## GOAL OF THE EXERCISE
From the listing below, extract every line in which the word "ciudadano" appears.
━━━ RECORD EXCERPTS
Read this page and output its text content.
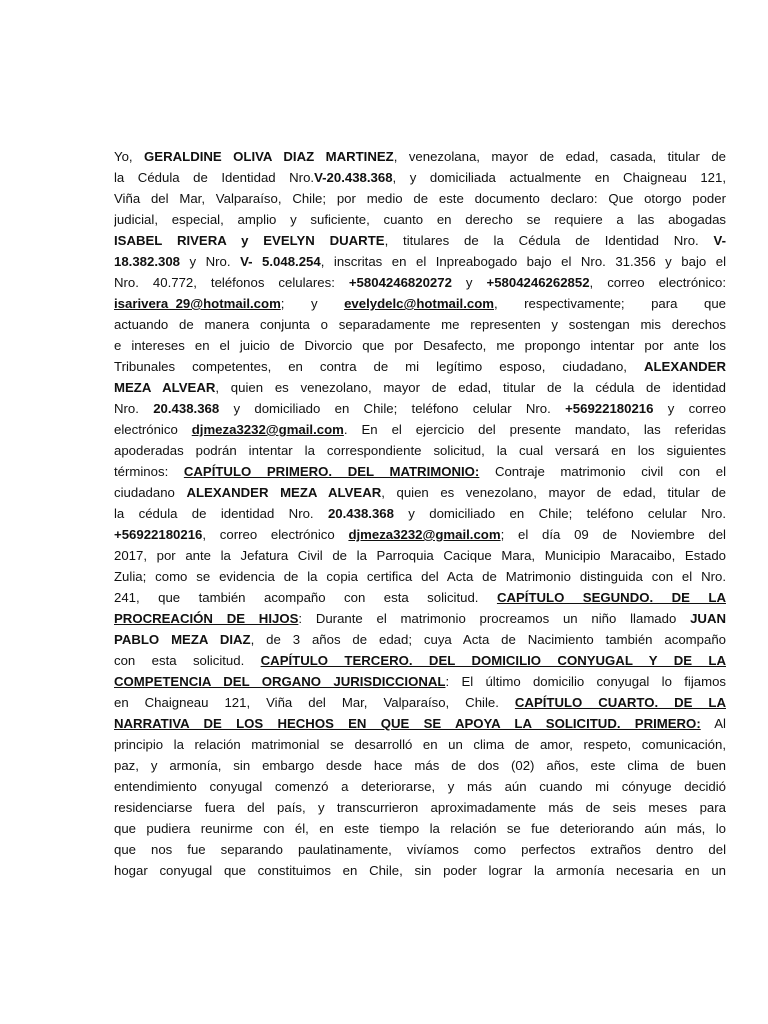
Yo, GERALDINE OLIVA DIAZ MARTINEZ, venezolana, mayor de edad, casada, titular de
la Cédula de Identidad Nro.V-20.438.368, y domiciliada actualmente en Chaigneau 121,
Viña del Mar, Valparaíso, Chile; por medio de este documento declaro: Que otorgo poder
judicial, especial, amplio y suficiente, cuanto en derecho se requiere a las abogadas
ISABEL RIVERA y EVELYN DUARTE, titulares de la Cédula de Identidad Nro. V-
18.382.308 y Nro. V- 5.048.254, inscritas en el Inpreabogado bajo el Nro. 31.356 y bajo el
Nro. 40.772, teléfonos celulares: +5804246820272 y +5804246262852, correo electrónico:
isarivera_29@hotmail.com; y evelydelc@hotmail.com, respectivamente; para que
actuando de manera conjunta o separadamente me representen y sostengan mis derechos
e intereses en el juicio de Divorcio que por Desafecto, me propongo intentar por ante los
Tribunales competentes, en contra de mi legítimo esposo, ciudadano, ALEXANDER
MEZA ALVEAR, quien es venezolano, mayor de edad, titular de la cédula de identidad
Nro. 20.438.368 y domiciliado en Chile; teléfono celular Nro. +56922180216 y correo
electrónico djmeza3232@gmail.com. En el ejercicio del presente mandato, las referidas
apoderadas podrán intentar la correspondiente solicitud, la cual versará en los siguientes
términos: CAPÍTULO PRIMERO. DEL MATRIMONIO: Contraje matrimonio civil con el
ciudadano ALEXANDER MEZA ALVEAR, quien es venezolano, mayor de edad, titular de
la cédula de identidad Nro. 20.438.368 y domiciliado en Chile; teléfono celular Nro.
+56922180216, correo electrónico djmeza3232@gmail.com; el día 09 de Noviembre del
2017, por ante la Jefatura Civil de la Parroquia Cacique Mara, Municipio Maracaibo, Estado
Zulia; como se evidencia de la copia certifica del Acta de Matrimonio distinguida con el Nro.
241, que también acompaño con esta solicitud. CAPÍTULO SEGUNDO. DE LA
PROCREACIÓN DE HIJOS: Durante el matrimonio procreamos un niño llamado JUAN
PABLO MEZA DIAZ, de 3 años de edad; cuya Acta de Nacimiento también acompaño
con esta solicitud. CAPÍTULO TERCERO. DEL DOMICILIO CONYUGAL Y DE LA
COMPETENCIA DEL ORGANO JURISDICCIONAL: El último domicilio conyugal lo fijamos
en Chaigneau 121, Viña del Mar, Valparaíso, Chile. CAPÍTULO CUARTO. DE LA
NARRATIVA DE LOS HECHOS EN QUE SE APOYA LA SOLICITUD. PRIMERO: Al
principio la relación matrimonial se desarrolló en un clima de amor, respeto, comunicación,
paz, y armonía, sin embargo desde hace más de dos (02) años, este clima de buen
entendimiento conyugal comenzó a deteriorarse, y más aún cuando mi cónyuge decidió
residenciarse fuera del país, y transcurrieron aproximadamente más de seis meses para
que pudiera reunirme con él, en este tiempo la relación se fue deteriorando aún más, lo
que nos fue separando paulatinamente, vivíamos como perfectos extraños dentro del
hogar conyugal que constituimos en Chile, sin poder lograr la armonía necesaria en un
━━━━━━
━━━ RECORD EXCERPTS
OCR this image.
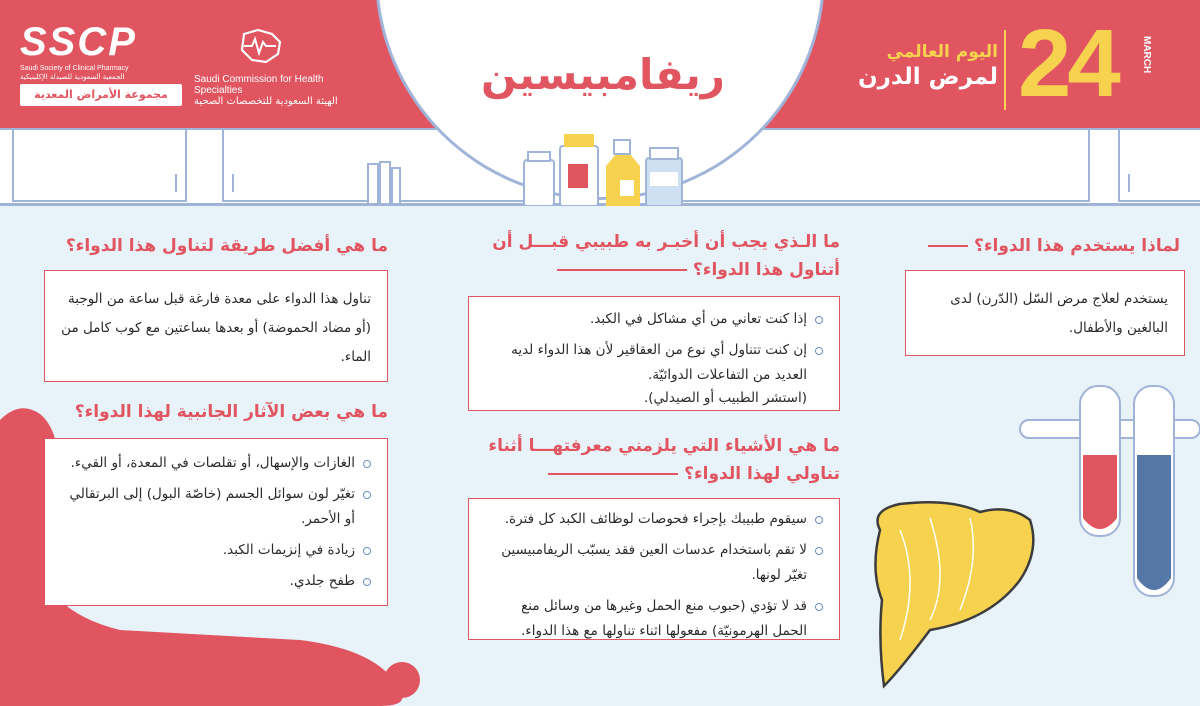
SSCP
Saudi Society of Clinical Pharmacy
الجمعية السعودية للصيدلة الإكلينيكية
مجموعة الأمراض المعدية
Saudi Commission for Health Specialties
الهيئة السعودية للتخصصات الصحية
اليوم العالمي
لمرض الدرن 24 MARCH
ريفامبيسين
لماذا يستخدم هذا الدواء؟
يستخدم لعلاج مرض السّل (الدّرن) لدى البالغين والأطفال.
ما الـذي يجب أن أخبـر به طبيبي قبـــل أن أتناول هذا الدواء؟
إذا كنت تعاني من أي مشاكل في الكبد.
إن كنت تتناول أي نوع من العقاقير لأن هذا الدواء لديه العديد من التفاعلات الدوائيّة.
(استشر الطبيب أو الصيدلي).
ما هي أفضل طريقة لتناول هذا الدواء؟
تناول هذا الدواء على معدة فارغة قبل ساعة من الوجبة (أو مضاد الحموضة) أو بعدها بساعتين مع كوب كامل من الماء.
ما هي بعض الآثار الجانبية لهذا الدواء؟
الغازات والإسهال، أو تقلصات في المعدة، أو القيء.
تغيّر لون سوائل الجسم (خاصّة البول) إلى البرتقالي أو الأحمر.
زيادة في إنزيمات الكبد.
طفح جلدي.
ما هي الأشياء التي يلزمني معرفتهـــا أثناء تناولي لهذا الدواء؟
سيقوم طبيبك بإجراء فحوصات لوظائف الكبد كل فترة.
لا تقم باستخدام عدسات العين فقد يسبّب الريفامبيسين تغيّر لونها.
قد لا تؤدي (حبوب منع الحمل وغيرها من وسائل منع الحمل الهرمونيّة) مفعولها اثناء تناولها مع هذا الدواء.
━━━━━━
━━━ RECORD EXCERPTS
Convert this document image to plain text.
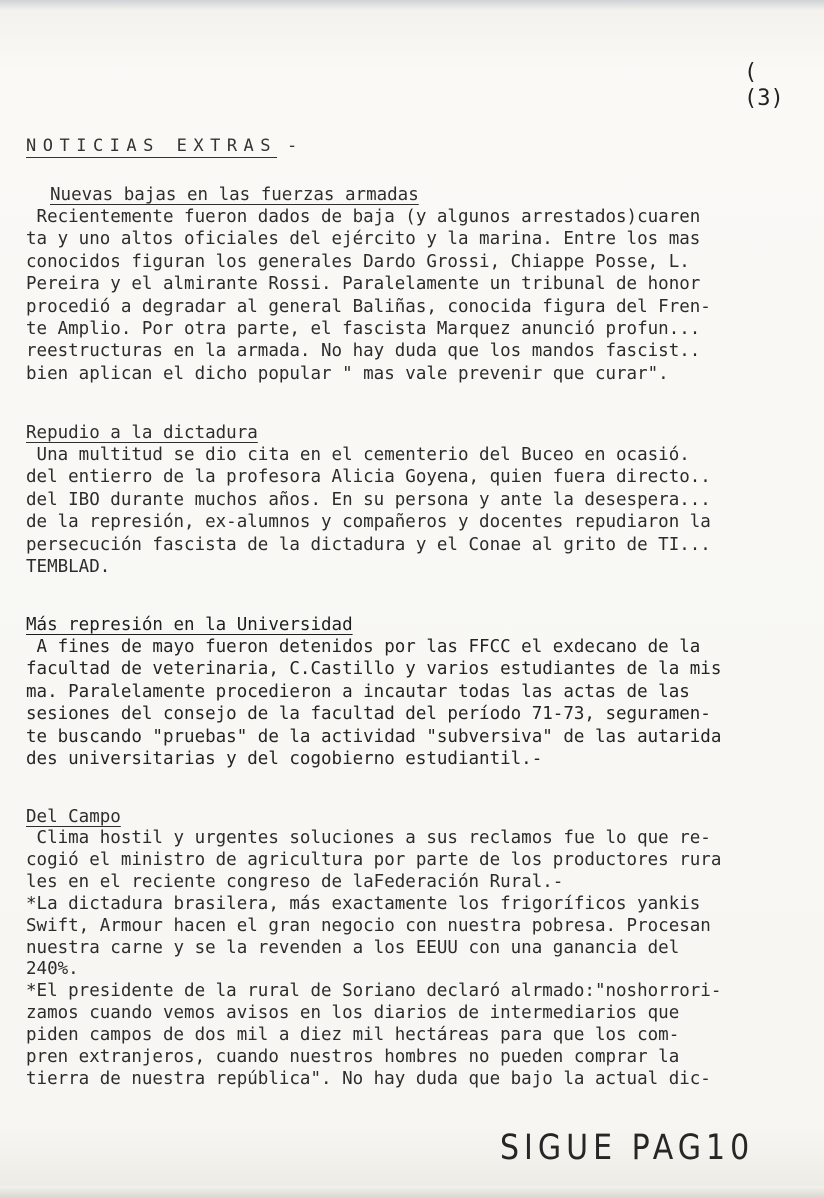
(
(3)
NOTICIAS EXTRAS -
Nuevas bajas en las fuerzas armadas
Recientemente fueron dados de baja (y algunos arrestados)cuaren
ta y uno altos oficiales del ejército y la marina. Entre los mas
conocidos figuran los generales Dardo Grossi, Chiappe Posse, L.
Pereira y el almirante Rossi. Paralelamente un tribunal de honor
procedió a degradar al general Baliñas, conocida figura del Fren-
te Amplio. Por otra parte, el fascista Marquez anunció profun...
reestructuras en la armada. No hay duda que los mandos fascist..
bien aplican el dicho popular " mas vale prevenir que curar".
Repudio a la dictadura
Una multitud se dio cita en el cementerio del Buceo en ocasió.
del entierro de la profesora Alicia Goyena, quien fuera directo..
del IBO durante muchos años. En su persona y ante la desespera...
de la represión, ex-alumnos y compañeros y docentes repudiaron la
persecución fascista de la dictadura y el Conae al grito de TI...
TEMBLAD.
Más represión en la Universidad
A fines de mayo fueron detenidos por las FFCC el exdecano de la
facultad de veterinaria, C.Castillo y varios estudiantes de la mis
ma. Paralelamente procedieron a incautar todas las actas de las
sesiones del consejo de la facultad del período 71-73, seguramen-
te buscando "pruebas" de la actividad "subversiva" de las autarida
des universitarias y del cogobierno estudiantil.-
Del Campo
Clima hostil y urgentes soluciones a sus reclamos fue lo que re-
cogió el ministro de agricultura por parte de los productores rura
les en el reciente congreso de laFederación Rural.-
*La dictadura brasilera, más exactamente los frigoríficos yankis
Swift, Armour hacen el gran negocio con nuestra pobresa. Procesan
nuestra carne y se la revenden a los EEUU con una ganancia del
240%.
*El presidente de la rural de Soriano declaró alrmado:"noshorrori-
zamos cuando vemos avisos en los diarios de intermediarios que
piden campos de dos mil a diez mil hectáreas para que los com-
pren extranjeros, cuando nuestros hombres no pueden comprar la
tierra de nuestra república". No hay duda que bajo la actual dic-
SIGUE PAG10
━━━━━━
## RESPONSE
Tribunales competentes, en contra de mi legítimo esposo, ciudadano, ALEXANDER
ciudadano ALEXANDER MEZA ALVEAR, quien es venezolano, mayor de edad, titular de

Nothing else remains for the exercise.